(Stored records)
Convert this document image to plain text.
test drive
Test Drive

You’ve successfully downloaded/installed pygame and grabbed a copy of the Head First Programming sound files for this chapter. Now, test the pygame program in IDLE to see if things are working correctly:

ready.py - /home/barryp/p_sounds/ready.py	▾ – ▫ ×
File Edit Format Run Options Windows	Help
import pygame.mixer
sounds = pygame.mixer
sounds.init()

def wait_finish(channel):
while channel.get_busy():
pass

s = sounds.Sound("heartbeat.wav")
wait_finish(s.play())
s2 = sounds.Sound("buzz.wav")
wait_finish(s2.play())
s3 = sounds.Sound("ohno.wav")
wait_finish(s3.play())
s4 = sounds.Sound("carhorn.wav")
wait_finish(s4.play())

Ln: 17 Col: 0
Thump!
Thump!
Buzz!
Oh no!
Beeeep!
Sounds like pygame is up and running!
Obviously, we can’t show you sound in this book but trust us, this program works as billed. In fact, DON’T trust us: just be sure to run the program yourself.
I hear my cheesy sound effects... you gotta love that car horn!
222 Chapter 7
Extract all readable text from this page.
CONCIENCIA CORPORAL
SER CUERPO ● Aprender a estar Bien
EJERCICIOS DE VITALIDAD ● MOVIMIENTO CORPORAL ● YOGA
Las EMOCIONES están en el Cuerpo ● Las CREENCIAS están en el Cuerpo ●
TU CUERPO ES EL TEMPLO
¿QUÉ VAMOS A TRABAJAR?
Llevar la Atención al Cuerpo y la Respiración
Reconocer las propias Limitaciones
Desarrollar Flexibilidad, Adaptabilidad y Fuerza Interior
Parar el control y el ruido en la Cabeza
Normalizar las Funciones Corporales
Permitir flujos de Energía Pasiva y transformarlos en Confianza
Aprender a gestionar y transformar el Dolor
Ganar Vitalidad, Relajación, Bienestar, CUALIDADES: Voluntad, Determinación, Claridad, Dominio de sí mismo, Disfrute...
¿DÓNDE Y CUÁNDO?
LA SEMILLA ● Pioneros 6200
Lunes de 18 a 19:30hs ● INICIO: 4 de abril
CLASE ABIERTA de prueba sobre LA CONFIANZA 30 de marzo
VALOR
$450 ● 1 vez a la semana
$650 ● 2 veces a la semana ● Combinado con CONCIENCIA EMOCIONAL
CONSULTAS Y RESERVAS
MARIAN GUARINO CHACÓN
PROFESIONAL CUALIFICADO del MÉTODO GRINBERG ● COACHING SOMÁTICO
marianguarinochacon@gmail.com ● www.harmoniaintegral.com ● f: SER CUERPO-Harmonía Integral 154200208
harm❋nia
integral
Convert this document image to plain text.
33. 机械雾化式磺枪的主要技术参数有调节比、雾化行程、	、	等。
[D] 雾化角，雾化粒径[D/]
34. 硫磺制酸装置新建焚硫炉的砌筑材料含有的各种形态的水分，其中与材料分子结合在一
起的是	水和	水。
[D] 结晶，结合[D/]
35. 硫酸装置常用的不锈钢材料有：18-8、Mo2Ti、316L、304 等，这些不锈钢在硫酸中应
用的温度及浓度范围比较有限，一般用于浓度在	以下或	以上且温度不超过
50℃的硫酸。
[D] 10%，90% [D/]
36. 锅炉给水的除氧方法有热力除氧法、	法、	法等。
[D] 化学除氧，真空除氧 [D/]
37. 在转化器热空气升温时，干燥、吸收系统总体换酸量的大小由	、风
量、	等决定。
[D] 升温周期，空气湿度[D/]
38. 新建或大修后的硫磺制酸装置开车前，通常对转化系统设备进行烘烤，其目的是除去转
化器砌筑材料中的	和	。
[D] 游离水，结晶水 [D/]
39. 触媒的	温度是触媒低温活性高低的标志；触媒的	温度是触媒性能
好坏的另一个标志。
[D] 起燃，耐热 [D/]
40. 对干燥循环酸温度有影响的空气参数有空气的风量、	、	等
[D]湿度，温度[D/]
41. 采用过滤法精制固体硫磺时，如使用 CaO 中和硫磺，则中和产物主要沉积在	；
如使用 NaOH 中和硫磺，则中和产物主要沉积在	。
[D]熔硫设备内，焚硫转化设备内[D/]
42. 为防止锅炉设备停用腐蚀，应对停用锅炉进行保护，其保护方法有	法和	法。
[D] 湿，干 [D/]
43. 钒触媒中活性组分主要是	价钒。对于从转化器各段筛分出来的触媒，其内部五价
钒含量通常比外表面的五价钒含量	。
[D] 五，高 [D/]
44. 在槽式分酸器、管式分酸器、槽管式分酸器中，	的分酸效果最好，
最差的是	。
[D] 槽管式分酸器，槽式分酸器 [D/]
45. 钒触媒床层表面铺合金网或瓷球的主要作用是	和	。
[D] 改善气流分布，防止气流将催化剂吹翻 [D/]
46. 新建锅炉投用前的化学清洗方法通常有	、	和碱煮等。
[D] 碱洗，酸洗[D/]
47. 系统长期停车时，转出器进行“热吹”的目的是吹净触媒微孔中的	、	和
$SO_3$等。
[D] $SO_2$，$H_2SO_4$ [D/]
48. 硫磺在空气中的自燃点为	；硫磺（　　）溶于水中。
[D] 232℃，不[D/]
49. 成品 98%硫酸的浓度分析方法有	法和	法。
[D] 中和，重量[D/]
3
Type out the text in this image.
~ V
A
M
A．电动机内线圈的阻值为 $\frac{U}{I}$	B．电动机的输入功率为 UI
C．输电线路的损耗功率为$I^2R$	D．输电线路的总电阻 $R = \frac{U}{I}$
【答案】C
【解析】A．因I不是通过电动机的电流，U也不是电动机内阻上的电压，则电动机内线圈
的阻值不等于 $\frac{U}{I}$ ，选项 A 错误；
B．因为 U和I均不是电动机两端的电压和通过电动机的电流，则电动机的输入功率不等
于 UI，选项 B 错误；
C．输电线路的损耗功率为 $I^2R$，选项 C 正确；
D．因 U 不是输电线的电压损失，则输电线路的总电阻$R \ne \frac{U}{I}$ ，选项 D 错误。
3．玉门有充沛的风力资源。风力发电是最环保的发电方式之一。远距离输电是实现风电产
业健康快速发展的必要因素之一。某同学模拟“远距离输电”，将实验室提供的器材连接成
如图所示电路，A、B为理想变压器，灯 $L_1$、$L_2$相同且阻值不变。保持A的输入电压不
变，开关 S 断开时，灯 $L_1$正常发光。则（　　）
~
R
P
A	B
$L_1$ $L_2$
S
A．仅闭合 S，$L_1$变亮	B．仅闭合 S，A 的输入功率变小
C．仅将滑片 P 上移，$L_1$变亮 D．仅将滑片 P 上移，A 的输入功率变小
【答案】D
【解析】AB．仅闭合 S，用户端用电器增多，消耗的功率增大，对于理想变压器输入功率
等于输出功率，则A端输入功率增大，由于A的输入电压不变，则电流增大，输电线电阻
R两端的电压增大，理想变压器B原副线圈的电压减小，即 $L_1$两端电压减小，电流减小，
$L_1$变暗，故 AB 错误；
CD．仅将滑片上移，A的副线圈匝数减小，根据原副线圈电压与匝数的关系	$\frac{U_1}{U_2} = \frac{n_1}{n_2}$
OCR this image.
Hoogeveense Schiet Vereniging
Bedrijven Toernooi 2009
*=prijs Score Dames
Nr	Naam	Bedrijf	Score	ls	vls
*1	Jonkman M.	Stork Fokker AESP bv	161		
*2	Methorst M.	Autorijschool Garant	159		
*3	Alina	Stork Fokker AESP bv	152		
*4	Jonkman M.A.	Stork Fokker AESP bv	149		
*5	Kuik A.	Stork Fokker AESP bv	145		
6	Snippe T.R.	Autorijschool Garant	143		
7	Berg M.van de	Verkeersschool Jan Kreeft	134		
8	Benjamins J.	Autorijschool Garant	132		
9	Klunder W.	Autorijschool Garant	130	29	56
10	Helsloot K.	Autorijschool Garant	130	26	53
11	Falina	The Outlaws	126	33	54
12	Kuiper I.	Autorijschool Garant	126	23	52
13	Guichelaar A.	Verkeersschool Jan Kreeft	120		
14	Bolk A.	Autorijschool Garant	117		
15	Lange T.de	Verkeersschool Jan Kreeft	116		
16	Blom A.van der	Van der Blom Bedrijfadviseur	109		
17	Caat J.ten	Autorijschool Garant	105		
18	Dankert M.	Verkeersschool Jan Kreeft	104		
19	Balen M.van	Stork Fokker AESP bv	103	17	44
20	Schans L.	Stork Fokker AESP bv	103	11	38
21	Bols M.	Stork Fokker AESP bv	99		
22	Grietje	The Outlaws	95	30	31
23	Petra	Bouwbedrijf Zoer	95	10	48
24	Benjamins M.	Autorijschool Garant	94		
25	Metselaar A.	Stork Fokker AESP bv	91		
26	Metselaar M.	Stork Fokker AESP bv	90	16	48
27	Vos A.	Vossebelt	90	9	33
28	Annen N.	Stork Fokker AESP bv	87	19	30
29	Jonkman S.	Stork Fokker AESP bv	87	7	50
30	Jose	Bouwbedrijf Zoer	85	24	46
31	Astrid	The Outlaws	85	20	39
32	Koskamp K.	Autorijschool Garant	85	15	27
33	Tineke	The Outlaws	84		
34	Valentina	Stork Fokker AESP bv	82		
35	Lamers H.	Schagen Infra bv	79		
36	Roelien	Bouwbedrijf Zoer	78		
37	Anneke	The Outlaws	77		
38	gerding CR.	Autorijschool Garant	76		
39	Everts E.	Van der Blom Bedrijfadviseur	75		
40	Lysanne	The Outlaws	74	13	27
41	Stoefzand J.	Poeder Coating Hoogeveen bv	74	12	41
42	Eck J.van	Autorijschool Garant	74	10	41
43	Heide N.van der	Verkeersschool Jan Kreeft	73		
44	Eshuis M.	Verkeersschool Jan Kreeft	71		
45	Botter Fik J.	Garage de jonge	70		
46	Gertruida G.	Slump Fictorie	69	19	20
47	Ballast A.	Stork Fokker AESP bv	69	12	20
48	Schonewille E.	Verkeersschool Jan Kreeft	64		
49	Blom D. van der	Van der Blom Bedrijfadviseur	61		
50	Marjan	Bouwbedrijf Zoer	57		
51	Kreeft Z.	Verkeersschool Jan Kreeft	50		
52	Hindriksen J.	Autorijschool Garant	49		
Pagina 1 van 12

◆ GOAL OF THE EXERCISE ◆
Where a line holds the string "channel", copy that line.

◆ THE RESULT ◆
def wait_finish(channel):
while channel.get_busy():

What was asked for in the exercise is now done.